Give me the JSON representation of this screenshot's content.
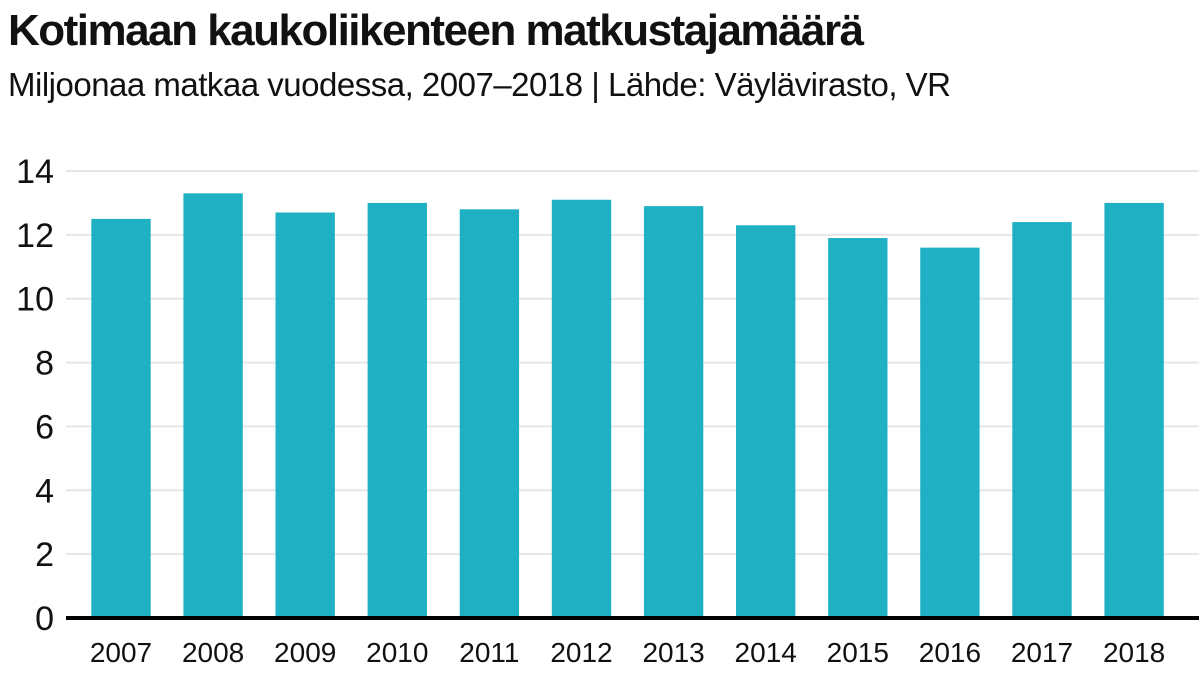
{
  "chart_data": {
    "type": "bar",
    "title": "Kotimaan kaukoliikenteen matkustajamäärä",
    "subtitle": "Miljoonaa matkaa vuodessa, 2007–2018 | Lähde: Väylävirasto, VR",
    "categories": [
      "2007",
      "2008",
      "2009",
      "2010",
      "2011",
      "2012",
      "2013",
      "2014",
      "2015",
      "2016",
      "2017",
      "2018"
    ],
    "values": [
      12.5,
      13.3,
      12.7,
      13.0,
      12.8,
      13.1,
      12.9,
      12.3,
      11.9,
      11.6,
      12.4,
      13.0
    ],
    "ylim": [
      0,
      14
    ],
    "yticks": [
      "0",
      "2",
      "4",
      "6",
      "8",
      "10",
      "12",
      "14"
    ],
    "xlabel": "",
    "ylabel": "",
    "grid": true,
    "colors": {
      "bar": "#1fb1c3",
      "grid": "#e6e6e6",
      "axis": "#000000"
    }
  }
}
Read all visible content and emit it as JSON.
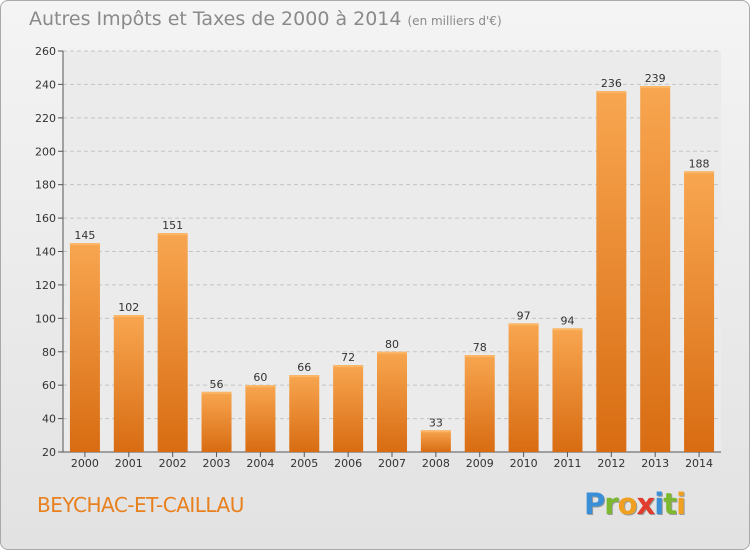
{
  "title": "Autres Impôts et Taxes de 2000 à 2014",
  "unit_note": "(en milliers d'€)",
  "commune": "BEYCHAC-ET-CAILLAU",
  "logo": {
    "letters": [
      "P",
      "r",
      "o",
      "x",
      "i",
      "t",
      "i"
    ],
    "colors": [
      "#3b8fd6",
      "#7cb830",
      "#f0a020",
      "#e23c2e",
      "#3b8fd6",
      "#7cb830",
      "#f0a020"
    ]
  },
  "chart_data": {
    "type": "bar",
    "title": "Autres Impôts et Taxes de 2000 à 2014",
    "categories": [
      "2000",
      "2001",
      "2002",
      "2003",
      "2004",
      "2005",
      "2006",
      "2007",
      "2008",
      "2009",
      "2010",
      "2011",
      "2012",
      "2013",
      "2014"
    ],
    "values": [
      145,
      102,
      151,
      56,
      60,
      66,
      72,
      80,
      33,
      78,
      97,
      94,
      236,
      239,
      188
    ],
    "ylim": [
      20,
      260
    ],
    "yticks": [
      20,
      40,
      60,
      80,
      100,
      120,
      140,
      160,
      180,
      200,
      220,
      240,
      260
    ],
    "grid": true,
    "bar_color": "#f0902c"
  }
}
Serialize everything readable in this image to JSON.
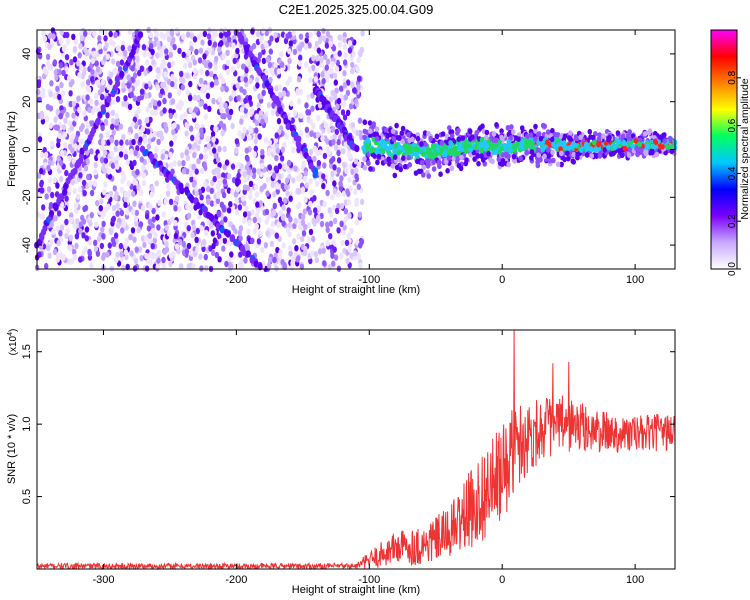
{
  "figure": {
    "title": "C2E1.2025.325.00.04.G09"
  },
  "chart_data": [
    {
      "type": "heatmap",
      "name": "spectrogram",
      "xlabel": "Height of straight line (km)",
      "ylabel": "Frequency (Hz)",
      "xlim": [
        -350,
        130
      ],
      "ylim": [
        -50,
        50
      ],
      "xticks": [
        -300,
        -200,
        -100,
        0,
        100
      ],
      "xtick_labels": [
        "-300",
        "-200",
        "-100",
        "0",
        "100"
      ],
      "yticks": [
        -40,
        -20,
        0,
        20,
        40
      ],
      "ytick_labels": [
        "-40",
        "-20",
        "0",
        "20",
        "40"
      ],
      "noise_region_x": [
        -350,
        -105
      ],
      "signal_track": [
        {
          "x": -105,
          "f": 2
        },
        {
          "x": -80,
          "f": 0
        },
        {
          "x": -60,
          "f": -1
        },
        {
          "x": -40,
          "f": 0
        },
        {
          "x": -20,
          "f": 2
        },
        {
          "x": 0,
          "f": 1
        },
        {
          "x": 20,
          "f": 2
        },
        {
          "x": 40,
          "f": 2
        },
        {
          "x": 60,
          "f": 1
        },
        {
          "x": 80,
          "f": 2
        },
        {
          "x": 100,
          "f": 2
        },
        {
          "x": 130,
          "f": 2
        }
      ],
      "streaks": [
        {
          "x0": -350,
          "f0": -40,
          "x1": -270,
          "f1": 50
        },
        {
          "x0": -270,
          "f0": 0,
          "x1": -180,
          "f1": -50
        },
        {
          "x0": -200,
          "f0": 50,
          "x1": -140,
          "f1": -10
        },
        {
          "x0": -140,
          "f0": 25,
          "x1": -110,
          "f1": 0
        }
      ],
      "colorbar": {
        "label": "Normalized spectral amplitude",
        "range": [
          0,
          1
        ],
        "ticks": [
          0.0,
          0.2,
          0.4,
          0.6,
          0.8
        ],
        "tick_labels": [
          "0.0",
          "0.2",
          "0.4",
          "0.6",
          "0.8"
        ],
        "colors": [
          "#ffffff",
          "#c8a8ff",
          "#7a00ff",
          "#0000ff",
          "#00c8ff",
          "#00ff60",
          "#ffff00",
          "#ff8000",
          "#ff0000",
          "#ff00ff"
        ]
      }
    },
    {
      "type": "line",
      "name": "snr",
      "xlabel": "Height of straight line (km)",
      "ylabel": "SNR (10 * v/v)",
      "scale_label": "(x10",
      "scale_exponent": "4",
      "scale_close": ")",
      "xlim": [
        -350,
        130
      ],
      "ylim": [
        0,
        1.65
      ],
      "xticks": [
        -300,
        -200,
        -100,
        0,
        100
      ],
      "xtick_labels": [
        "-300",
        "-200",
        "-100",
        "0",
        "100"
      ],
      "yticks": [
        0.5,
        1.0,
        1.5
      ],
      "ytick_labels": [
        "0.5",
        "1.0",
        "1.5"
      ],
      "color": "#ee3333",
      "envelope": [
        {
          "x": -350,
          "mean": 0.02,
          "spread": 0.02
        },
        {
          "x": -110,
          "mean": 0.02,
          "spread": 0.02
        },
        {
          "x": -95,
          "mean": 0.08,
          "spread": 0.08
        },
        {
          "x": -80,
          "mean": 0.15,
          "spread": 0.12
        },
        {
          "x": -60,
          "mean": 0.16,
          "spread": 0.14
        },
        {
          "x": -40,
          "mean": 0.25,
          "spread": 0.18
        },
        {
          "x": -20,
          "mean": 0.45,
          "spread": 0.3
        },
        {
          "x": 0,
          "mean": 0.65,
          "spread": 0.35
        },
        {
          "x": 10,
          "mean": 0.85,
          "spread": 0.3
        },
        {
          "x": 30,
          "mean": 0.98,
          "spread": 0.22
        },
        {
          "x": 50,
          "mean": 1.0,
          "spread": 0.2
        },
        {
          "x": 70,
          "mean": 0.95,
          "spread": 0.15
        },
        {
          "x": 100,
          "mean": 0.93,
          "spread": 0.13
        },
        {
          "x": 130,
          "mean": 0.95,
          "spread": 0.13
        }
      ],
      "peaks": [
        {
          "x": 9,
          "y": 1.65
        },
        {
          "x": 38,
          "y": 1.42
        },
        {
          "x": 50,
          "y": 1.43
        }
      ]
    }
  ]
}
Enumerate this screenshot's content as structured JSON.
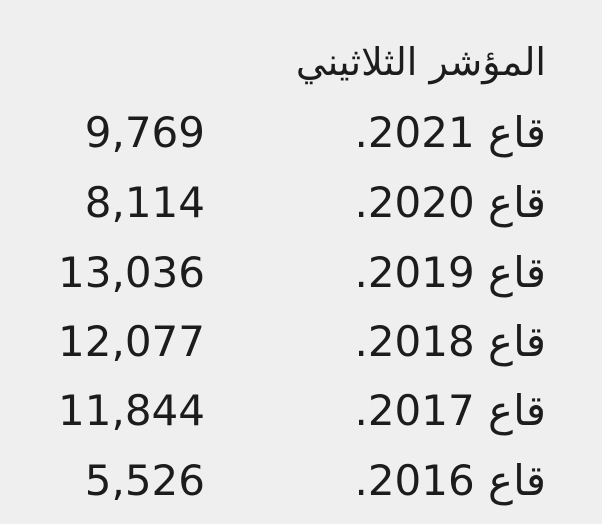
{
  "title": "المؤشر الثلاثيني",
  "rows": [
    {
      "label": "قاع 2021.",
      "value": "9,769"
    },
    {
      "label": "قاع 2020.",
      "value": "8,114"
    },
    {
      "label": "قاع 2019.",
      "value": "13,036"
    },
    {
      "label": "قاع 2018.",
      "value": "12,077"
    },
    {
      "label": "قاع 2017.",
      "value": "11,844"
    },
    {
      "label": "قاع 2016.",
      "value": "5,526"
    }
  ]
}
++++++++
* [Given task]
Every record must be copied exactly, with the pictures left out.

* [Response to this task]
Give me the JSON representation of this screenshot's content.
{
  "chart_data": {
    "type": "bar",
    "title": "Kotimaan kaukoliikenteen matkustajamäärä",
    "subtitle": "Miljoonaa matkaa vuodessa, 2007–2018 | Lähde: Väylävirasto, VR",
    "categories": [
      "2007",
      "2008",
      "2009",
      "2010",
      "2011",
      "2012",
      "2013",
      "2014",
      "2015",
      "2016",
      "2017",
      "2018"
    ],
    "values": [
      12.5,
      13.3,
      12.7,
      13.0,
      12.8,
      13.1,
      12.9,
      12.3,
      11.9,
      11.6,
      12.4,
      13.0
    ],
    "ylim": [
      0,
      14
    ],
    "yticks": [
      "0",
      "2",
      "4",
      "6",
      "8",
      "10",
      "12",
      "14"
    ],
    "xlabel": "",
    "ylabel": "",
    "grid": true,
    "colors": {
      "bar": "#1fb1c3",
      "grid": "#e6e6e6",
      "axis": "#000000"
    }
  }
}
Read all visible content and emit it as JSON.
{
  "title": "Autres Impôts et Taxes de 2000 à 2014",
  "unit_note": "(en milliers d'€)",
  "commune": "BEYCHAC-ET-CAILLAU",
  "logo": {
    "letters": [
      "P",
      "r",
      "o",
      "x",
      "i",
      "t",
      "i"
    ],
    "colors": [
      "#3b8fd6",
      "#7cb830",
      "#f0a020",
      "#e23c2e",
      "#3b8fd6",
      "#7cb830",
      "#f0a020"
    ]
  },
  "chart_data": {
    "type": "bar",
    "title": "Autres Impôts et Taxes de 2000 à 2014",
    "categories": [
      "2000",
      "2001",
      "2002",
      "2003",
      "2004",
      "2005",
      "2006",
      "2007",
      "2008",
      "2009",
      "2010",
      "2011",
      "2012",
      "2013",
      "2014"
    ],
    "values": [
      145,
      102,
      151,
      56,
      60,
      66,
      72,
      80,
      33,
      78,
      97,
      94,
      236,
      239,
      188
    ],
    "ylim": [
      20,
      260
    ],
    "yticks": [
      20,
      40,
      60,
      80,
      100,
      120,
      140,
      160,
      180,
      200,
      220,
      240,
      260
    ],
    "grid": true,
    "bar_color": "#f0902c"
  }
}
Serialize everything readable in this image to JSON.
{
  "figure": {
    "title": "C2E1.2025.325.00.04.G09"
  },
  "chart_data": [
    {
      "type": "heatmap",
      "name": "spectrogram",
      "xlabel": "Height of straight line (km)",
      "ylabel": "Frequency (Hz)",
      "xlim": [
        -350,
        130
      ],
      "ylim": [
        -50,
        50
      ],
      "xticks": [
        -300,
        -200,
        -100,
        0,
        100
      ],
      "xtick_labels": [
        "-300",
        "-200",
        "-100",
        "0",
        "100"
      ],
      "yticks": [
        -40,
        -20,
        0,
        20,
        40
      ],
      "ytick_labels": [
        "-40",
        "-20",
        "0",
        "20",
        "40"
      ],
      "noise_region_x": [
        -350,
        -105
      ],
      "signal_track": [
        {
          "x": -105,
          "f": 2
        },
        {
          "x": -80,
          "f": 0
        },
        {
          "x": -60,
          "f": -1
        },
        {
          "x": -40,
          "f": 0
        },
        {
          "x": -20,
          "f": 2
        },
        {
          "x": 0,
          "f": 1
        },
        {
          "x": 20,
          "f": 2
        },
        {
          "x": 40,
          "f": 2
        },
        {
          "x": 60,
          "f": 1
        },
        {
          "x": 80,
          "f": 2
        },
        {
          "x": 100,
          "f": 2
        },
        {
          "x": 130,
          "f": 2
        }
      ],
      "streaks": [
        {
          "x0": -350,
          "f0": -40,
          "x1": -270,
          "f1": 50
        },
        {
          "x0": -270,
          "f0": 0,
          "x1": -180,
          "f1": -50
        },
        {
          "x0": -200,
          "f0": 50,
          "x1": -140,
          "f1": -10
        },
        {
          "x0": -140,
          "f0": 25,
          "x1": -110,
          "f1": 0
        }
      ],
      "colorbar": {
        "label": "Normalized spectral amplitude",
        "range": [
          0,
          1
        ],
        "ticks": [
          0.0,
          0.2,
          0.4,
          0.6,
          0.8
        ],
        "tick_labels": [
          "0.0",
          "0.2",
          "0.4",
          "0.6",
          "0.8"
        ],
        "colors": [
          "#ffffff",
          "#c8a8ff",
          "#7a00ff",
          "#0000ff",
          "#00c8ff",
          "#00ff60",
          "#ffff00",
          "#ff8000",
          "#ff0000",
          "#ff00ff"
        ]
      }
    },
    {
      "type": "line",
      "name": "snr",
      "xlabel": "Height of straight line (km)",
      "ylabel": "SNR (10 * v/v)",
      "scale_label": "(x10",
      "scale_exponent": "4",
      "scale_close": ")",
      "xlim": [
        -350,
        130
      ],
      "ylim": [
        0,
        1.65
      ],
      "xticks": [
        -300,
        -200,
        -100,
        0,
        100
      ],
      "xtick_labels": [
        "-300",
        "-200",
        "-100",
        "0",
        "100"
      ],
      "yticks": [
        0.5,
        1.0,
        1.5
      ],
      "ytick_labels": [
        "0.5",
        "1.0",
        "1.5"
      ],
      "color": "#ee3333",
      "envelope": [
        {
          "x": -350,
          "mean": 0.02,
          "spread": 0.02
        },
        {
          "x": -110,
          "mean": 0.02,
          "spread": 0.02
        },
        {
          "x": -95,
          "mean": 0.08,
          "spread": 0.08
        },
        {
          "x": -80,
          "mean": 0.15,
          "spread": 0.12
        },
        {
          "x": -60,
          "mean": 0.16,
          "spread": 0.14
        },
        {
          "x": -40,
          "mean": 0.25,
          "spread": 0.18
        },
        {
          "x": -20,
          "mean": 0.45,
          "spread": 0.3
        },
        {
          "x": 0,
          "mean": 0.65,
          "spread": 0.35
        },
        {
          "x": 10,
          "mean": 0.85,
          "spread": 0.3
        },
        {
          "x": 30,
          "mean": 0.98,
          "spread": 0.22
        },
        {
          "x": 50,
          "mean": 1.0,
          "spread": 0.2
        },
        {
          "x": 70,
          "mean": 0.95,
          "spread": 0.15
        },
        {
          "x": 100,
          "mean": 0.93,
          "spread": 0.13
        },
        {
          "x": 130,
          "mean": 0.95,
          "spread": 0.13
        }
      ],
      "peaks": [
        {
          "x": 9,
          "y": 1.65
        },
        {
          "x": 38,
          "y": 1.42
        },
        {
          "x": 50,
          "y": 1.43
        }
      ]
    }
  ]
}
Enumerate this screenshot's content as structured JSON.
{
  "title": "المؤشر الثلاثيني",
  "rows": [
    {
      "label": "قاع 2021.",
      "value": "9,769"
    },
    {
      "label": "قاع 2020.",
      "value": "8,114"
    },
    {
      "label": "قاع 2019.",
      "value": "13,036"
    },
    {
      "label": "قاع 2018.",
      "value": "12,077"
    },
    {
      "label": "قاع 2017.",
      "value": "11,844"
    },
    {
      "label": "قاع 2016.",
      "value": "5,526"
    }
  ]
}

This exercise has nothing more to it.